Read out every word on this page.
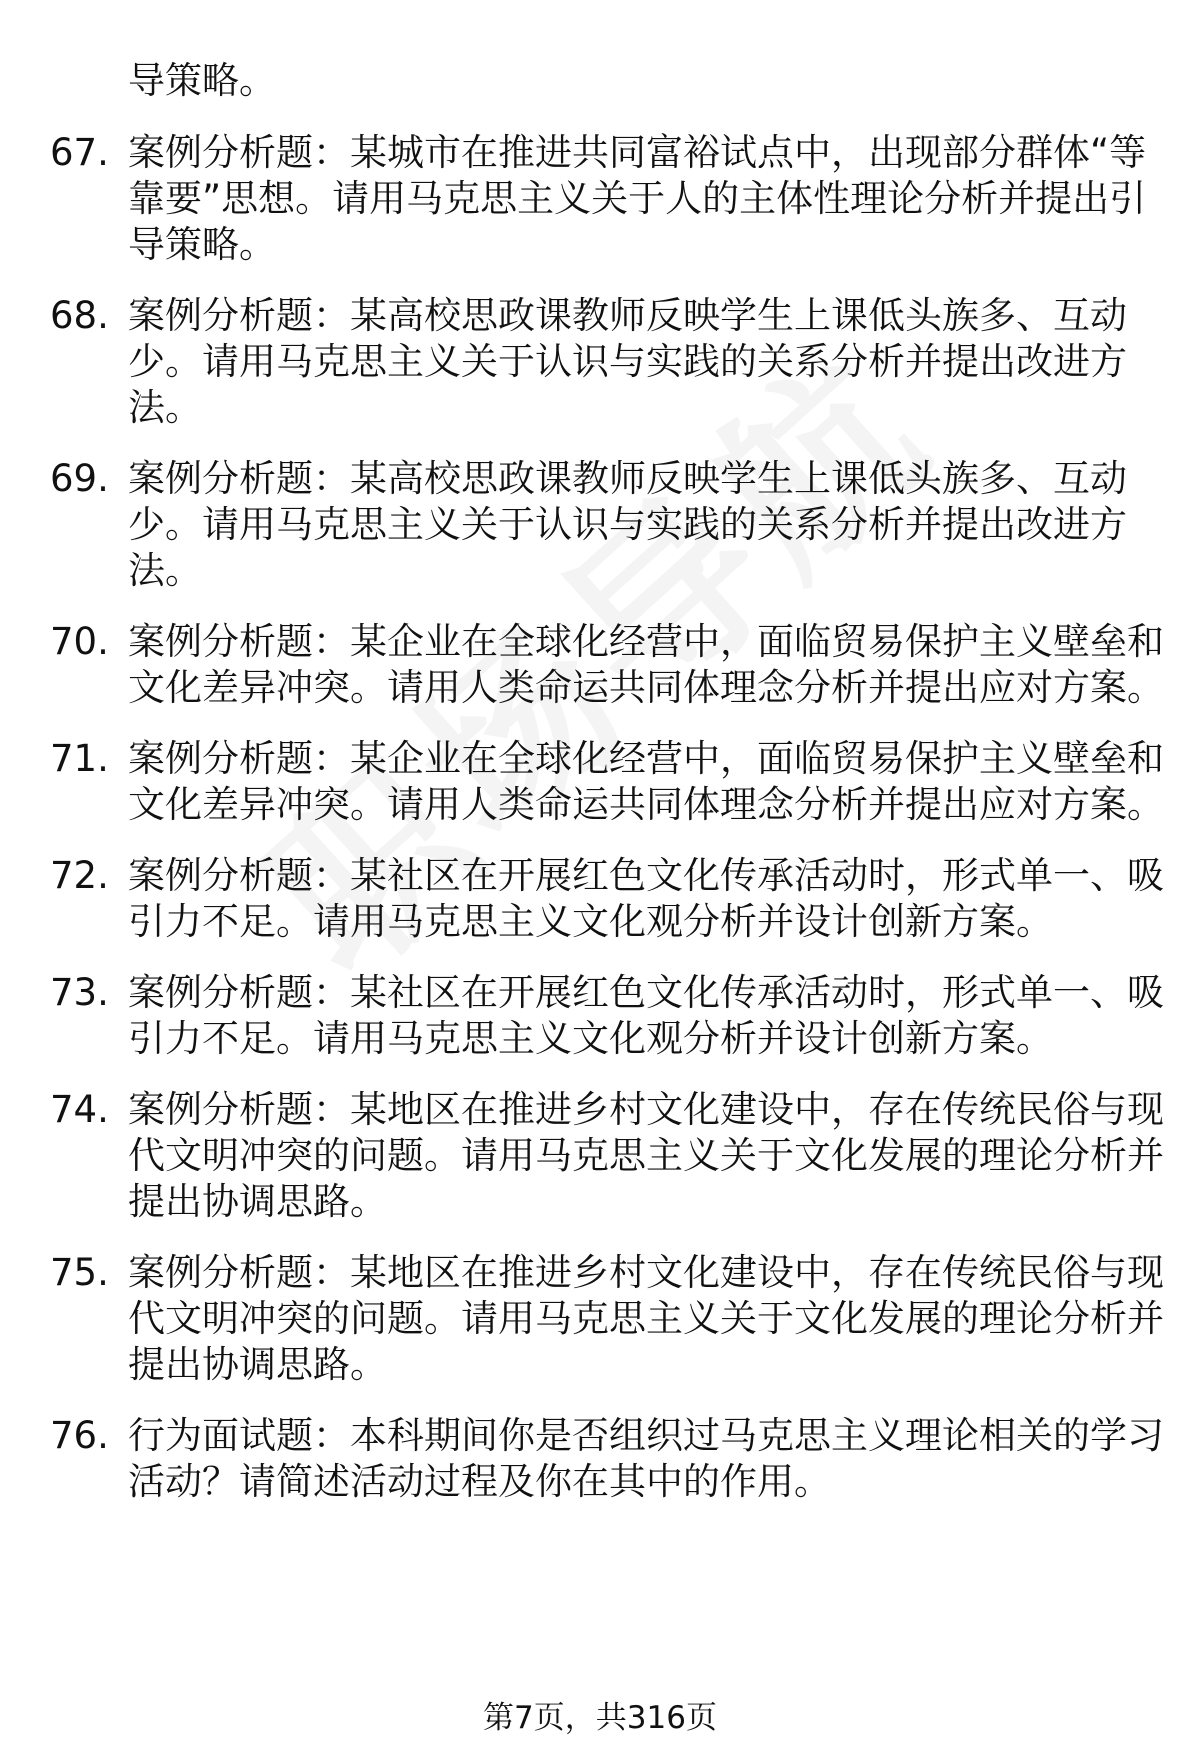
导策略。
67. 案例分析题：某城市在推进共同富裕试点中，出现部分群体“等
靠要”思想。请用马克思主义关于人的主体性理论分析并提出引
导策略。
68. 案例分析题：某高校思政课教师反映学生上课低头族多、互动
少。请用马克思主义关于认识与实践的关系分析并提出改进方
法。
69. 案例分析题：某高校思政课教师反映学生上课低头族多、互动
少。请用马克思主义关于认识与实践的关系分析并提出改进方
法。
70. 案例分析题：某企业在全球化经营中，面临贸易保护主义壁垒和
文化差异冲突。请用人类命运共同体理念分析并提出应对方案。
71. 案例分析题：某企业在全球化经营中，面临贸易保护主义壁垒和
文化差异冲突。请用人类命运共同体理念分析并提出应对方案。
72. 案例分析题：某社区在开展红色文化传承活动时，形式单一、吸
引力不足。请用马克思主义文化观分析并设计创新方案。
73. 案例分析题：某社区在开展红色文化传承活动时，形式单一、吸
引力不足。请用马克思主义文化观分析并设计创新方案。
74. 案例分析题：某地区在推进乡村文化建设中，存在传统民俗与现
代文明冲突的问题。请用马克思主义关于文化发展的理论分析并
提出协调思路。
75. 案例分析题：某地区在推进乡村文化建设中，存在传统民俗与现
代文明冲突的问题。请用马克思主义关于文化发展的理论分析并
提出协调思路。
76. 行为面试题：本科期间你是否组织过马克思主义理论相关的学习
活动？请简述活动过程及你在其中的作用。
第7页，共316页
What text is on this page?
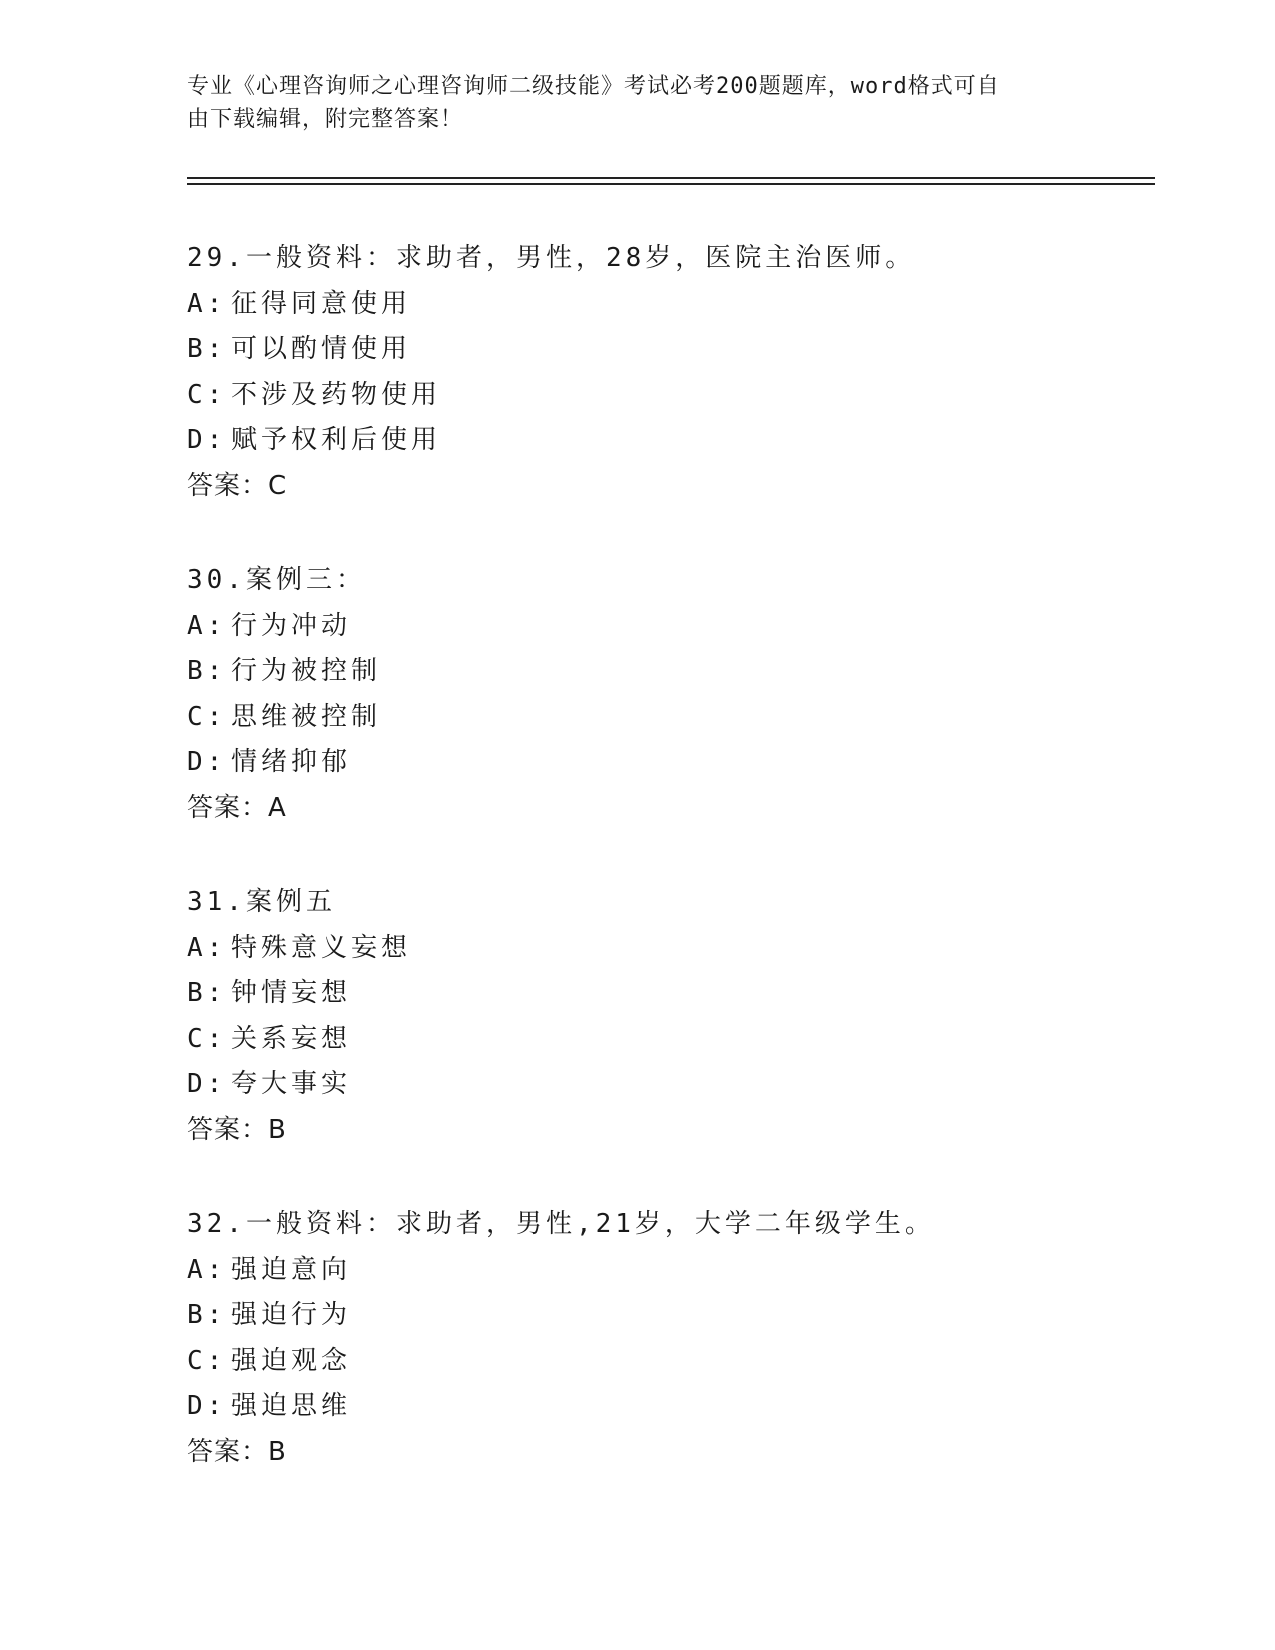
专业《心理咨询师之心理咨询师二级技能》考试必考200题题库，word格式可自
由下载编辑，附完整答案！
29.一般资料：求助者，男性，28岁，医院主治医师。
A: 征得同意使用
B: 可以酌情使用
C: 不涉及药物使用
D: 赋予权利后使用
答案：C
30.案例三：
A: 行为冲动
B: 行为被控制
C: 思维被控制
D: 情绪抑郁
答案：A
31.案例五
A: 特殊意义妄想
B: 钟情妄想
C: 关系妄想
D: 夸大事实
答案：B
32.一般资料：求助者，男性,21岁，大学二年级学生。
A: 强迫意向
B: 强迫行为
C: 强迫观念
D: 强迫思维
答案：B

::::::

Exercise description:
Word for word, please, restate the lines of the listing from the one holding "What text is on this page?" down to the last line, leaving out any pictures.

The output:
What text is on this page?
专业《心理咨询师之心理咨询师二级技能》考试必考200题题库，word格式可自
由下载编辑，附完整答案！
29.一般资料：求助者，男性，28岁，医院主治医师。
A: 征得同意使用
B: 可以酌情使用
C: 不涉及药物使用
D: 赋予权利后使用
答案：C
30.案例三：
A: 行为冲动
B: 行为被控制
C: 思维被控制
D: 情绪抑郁
答案：A
31.案例五
A: 特殊意义妄想
B: 钟情妄想
C: 关系妄想
D: 夸大事实
答案：B
32.一般资料：求助者，男性,21岁，大学二年级学生。
A: 强迫意向
B: 强迫行为
C: 强迫观念
D: 强迫思维
答案：B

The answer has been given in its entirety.